Items from a data source
# # #

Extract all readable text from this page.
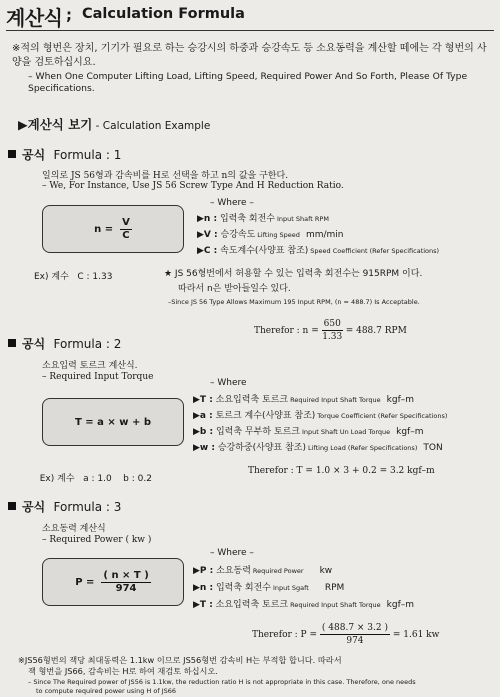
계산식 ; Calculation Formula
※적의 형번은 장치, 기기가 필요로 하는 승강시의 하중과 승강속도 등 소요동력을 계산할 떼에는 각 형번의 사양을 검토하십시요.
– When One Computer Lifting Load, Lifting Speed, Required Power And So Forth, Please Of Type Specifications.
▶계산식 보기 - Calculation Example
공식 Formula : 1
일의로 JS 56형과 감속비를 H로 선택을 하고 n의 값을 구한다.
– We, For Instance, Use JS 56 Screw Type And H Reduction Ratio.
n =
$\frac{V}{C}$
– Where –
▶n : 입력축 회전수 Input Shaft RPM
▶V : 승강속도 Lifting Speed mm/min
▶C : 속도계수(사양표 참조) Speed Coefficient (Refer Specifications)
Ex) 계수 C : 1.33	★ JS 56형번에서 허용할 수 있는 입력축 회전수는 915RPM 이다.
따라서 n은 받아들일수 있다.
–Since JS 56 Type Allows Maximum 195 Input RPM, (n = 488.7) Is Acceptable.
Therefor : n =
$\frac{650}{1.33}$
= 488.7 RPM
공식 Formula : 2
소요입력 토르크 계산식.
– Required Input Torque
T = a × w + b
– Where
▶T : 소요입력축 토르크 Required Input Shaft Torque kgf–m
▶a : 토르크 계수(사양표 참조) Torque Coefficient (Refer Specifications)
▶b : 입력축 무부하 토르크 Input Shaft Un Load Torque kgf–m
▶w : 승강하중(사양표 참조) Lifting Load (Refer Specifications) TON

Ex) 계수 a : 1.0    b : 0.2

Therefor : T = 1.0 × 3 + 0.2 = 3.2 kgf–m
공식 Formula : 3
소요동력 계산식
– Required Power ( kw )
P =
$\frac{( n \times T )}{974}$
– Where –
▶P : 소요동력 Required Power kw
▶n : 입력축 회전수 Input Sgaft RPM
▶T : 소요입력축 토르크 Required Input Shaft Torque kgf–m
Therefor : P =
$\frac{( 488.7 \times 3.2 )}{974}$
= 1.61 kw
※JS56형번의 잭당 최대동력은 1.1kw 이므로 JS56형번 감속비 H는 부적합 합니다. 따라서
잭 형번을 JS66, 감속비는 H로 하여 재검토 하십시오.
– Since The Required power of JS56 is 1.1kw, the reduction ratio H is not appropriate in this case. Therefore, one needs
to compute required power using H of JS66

# # #

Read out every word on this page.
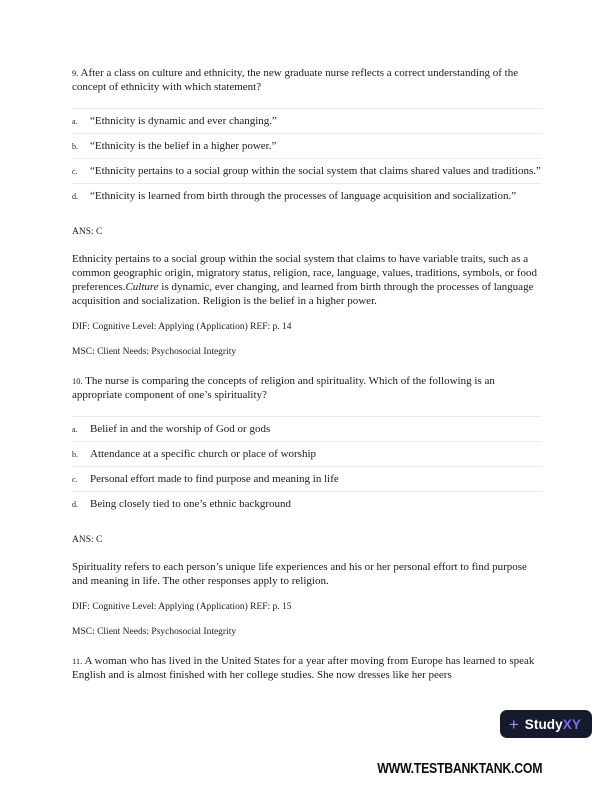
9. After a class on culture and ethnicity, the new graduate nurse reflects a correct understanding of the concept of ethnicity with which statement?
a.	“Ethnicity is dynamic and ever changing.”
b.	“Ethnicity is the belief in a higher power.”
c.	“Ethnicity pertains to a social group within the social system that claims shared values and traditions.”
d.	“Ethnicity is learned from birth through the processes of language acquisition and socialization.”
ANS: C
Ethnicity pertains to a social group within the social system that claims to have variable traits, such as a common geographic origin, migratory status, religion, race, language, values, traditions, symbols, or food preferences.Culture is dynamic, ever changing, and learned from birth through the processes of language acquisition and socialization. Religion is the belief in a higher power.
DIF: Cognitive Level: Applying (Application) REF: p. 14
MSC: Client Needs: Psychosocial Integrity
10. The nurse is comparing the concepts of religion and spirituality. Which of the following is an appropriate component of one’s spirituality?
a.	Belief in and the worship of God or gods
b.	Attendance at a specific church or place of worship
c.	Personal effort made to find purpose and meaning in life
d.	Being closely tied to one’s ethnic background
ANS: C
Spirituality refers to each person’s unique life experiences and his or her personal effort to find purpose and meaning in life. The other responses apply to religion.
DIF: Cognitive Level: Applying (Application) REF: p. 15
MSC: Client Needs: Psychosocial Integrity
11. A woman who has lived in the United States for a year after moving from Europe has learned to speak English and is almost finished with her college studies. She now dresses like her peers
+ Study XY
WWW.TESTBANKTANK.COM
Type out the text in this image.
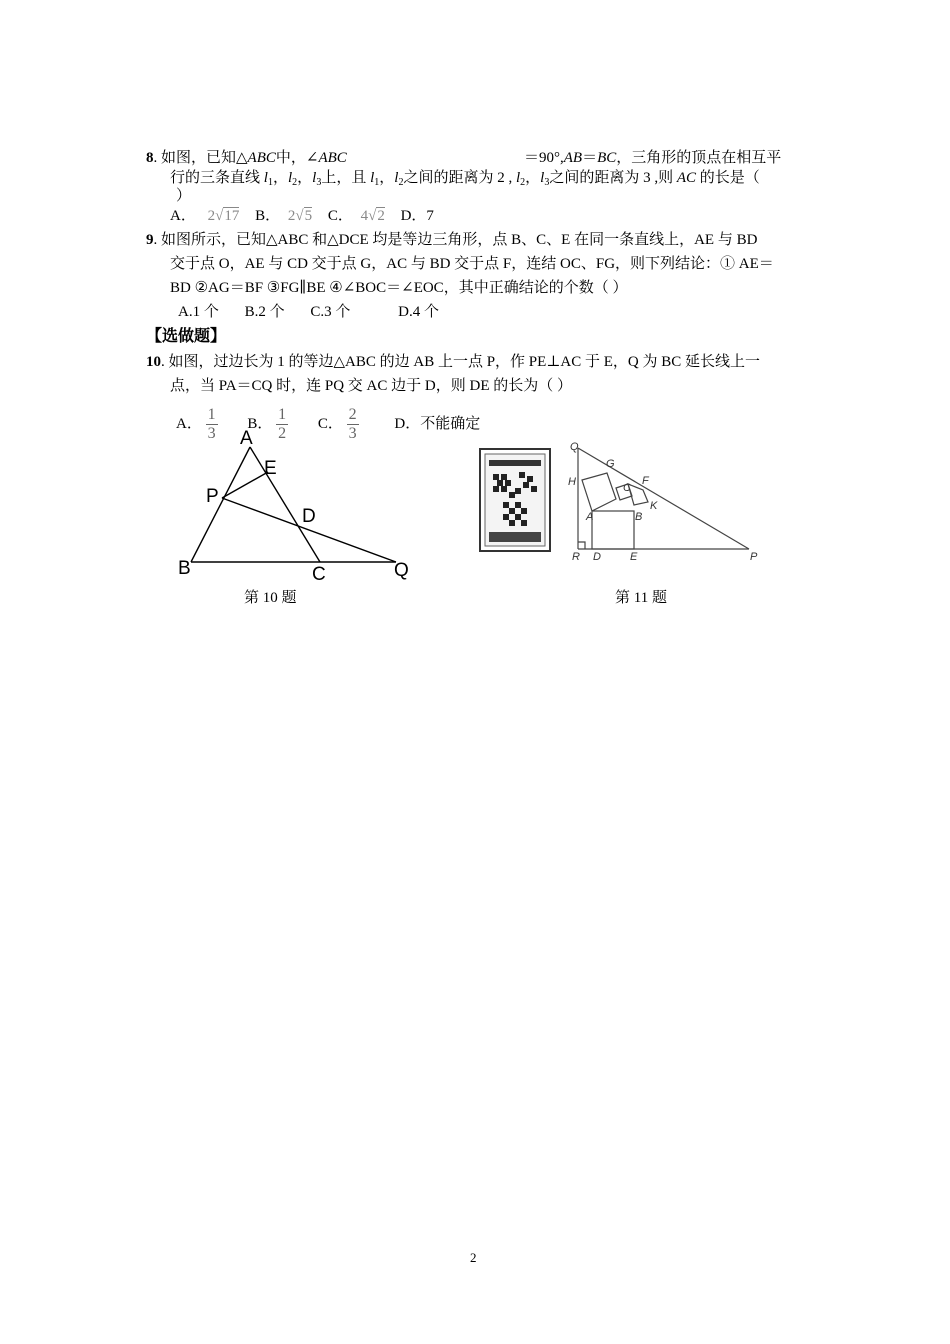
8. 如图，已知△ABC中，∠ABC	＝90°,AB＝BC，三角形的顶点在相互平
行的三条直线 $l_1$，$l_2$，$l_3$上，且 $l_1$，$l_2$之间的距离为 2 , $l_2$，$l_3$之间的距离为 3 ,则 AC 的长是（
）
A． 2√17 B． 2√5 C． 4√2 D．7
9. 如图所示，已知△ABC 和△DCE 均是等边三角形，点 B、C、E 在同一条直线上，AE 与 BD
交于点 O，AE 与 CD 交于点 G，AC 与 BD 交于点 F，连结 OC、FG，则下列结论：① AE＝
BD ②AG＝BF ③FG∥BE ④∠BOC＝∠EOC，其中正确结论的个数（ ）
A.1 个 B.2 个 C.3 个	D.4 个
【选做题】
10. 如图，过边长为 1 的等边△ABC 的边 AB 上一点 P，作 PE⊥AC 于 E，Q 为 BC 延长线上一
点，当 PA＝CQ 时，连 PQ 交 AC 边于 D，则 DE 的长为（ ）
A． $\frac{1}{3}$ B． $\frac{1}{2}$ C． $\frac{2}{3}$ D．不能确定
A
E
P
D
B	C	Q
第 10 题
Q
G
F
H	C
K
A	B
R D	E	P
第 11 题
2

# # #

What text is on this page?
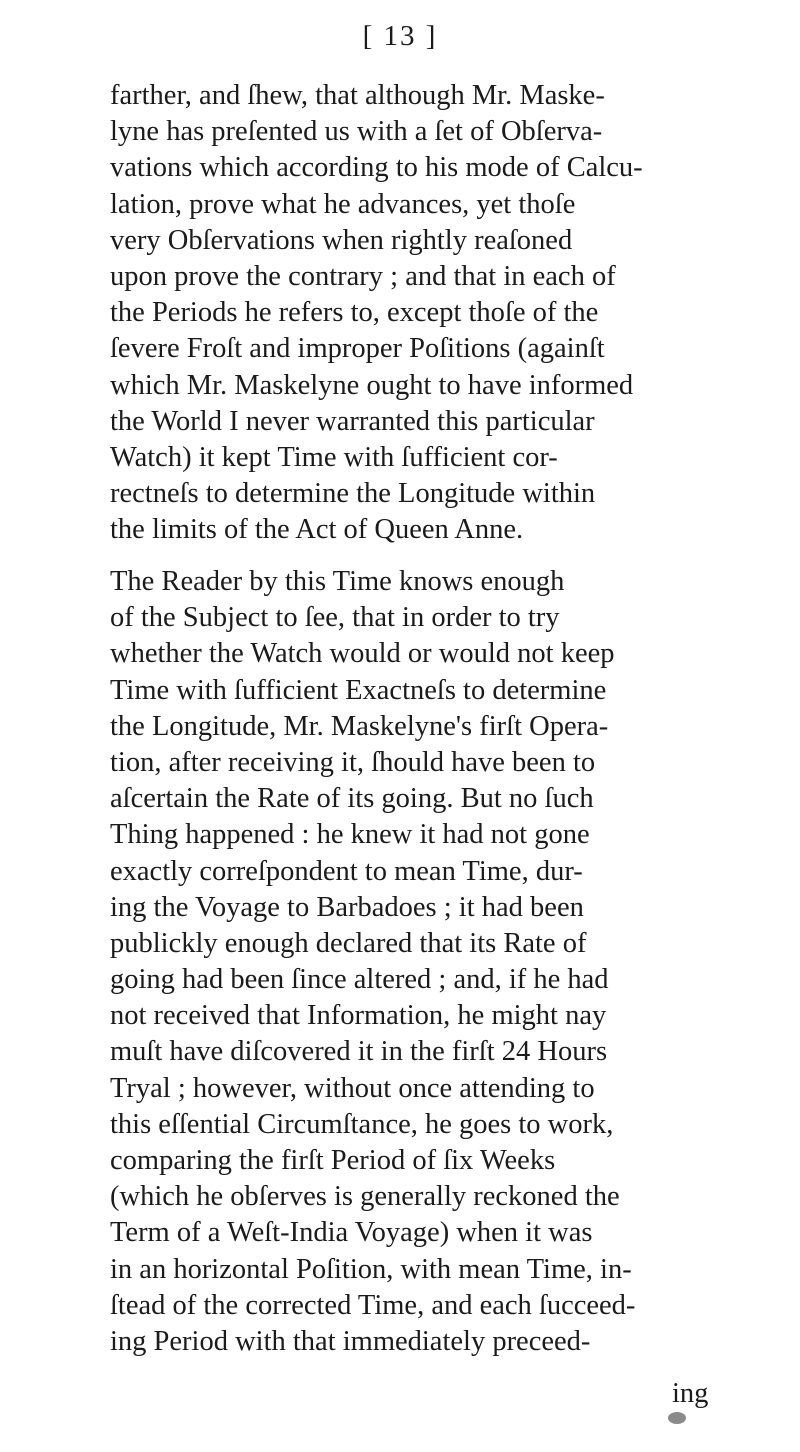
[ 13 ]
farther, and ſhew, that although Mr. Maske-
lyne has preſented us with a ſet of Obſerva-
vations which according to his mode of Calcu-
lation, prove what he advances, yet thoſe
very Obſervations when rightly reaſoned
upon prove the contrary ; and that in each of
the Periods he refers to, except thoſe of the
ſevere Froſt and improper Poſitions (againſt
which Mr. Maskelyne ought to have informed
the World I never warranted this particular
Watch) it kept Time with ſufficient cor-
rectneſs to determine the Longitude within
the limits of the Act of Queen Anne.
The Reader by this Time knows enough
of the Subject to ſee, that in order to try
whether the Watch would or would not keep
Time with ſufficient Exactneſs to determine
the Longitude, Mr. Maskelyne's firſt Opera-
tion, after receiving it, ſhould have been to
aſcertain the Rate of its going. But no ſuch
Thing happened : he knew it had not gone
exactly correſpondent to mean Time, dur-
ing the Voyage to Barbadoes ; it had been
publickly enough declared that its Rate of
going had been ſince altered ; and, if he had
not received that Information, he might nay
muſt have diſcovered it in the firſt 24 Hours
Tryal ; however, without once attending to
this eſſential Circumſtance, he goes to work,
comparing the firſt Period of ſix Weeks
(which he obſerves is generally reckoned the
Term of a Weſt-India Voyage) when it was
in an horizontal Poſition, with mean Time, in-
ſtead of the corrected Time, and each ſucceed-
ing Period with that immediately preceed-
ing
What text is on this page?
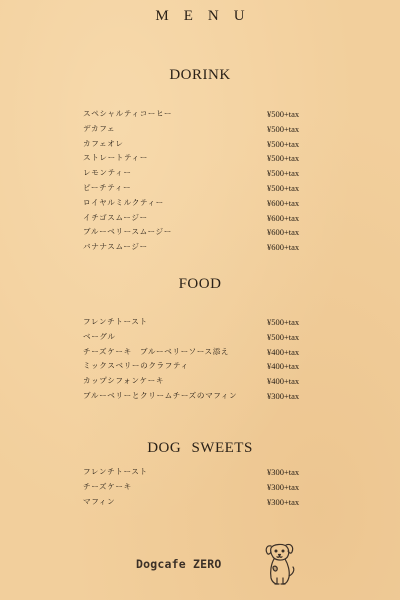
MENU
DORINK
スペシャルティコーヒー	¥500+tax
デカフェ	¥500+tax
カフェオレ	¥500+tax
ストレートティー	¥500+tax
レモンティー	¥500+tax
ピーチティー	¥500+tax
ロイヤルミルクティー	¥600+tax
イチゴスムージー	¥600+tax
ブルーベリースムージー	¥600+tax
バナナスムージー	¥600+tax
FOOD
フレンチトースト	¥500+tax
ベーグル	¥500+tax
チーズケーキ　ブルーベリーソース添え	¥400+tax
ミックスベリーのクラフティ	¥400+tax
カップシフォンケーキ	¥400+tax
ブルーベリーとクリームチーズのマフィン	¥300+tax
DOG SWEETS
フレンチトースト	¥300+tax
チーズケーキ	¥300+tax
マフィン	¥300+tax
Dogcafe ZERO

# # #

→ **Written task**
Scan the material and collect every line that contains "Cognitive".

→ **Task solution**
DIF: Cognitive Level: Applying (Application) REF: p. 14
DIF: Cognitive Level: Applying (Application) REF: p. 15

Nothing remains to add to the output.